Request:
Locate each line in the records containing "Benefits". Copy it.

Excerpt from a dataset:
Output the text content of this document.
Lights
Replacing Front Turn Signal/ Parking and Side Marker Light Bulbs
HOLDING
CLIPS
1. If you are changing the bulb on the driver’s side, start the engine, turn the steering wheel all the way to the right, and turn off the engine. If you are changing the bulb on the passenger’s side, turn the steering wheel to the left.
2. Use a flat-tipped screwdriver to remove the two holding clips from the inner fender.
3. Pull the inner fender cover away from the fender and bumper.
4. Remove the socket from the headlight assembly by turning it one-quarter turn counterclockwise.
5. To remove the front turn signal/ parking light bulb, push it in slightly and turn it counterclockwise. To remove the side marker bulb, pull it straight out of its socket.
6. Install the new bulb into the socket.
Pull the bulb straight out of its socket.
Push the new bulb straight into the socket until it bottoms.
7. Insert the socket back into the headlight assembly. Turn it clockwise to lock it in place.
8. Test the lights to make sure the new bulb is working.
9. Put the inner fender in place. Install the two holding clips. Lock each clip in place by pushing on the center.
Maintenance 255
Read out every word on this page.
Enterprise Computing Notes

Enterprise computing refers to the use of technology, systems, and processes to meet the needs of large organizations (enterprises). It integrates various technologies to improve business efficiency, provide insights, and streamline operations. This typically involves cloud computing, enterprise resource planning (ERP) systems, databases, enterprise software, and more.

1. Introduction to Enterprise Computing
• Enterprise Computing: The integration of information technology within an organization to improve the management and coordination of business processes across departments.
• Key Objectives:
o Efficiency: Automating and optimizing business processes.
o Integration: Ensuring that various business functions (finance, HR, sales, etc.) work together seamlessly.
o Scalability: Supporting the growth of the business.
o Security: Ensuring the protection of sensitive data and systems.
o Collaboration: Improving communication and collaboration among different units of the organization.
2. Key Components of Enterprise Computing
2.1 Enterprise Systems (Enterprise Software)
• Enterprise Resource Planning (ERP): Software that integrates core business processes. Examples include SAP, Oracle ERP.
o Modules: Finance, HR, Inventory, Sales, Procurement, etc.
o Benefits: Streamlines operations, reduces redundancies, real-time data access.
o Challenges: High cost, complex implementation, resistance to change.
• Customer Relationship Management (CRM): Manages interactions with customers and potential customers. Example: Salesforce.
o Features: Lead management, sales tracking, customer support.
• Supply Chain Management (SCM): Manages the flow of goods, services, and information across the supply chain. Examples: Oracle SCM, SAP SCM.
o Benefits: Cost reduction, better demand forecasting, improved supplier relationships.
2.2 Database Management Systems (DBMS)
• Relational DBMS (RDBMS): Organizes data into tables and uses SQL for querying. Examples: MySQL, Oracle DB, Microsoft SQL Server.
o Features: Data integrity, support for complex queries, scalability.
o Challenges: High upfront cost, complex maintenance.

* * *

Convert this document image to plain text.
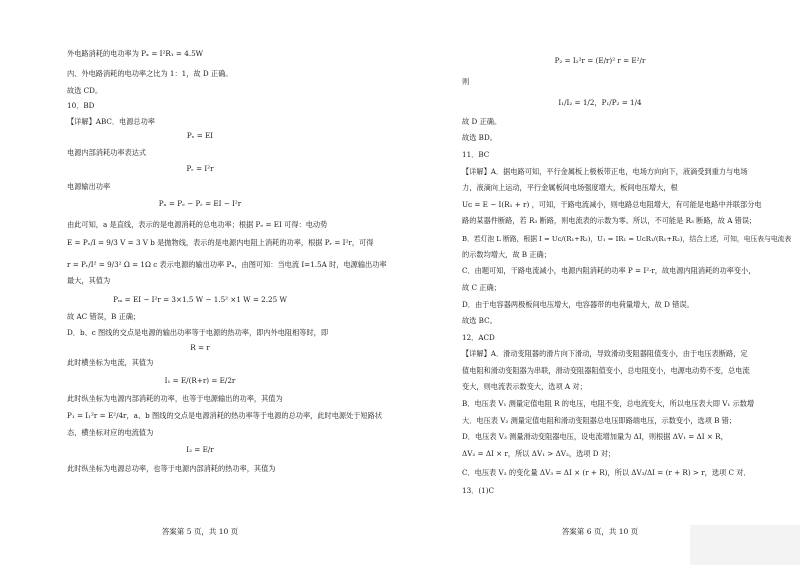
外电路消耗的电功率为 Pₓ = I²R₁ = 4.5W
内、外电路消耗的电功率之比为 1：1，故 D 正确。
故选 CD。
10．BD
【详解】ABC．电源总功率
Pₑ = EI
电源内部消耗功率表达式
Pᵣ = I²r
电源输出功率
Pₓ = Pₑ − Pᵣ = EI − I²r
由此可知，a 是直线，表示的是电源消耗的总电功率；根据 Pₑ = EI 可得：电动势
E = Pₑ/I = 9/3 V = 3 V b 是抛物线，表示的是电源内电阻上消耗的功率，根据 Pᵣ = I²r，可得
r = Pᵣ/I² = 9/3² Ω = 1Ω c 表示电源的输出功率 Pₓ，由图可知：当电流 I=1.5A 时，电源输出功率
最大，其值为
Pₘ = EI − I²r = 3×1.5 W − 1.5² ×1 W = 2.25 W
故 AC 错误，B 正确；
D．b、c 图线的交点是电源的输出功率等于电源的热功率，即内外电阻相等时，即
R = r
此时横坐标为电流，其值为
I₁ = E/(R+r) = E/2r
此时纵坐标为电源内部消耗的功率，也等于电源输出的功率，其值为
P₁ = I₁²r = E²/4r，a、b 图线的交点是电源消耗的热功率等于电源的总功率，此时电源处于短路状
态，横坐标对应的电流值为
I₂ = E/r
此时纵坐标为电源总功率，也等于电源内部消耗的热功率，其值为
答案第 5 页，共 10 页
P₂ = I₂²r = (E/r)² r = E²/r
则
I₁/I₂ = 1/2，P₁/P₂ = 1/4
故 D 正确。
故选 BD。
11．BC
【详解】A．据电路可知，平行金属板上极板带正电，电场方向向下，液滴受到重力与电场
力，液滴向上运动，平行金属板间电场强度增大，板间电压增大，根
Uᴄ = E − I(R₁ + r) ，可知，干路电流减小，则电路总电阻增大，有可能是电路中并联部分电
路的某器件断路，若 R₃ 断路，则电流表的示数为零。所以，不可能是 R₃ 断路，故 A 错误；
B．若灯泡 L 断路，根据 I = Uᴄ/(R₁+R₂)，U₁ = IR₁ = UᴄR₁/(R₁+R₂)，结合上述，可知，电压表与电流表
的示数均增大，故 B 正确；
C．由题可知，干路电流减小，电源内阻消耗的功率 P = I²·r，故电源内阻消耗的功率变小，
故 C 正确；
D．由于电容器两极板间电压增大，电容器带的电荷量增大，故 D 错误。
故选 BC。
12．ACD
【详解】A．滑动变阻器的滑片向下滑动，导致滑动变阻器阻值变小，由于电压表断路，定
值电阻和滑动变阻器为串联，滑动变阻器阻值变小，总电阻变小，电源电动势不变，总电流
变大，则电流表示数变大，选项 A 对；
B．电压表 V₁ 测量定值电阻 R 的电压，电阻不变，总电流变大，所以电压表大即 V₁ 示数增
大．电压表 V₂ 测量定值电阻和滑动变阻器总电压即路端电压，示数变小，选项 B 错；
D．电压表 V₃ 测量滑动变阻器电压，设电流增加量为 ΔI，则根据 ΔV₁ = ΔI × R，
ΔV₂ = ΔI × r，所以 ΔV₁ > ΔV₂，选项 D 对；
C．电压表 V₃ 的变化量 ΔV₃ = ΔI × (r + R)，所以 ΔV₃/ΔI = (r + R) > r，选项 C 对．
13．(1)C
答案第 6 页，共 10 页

Result:
o Benefits: Streamlines operations, reduces redundancies, real-time data access.
o Benefits: Cost reduction, better demand forecasting, improved supplier relationships.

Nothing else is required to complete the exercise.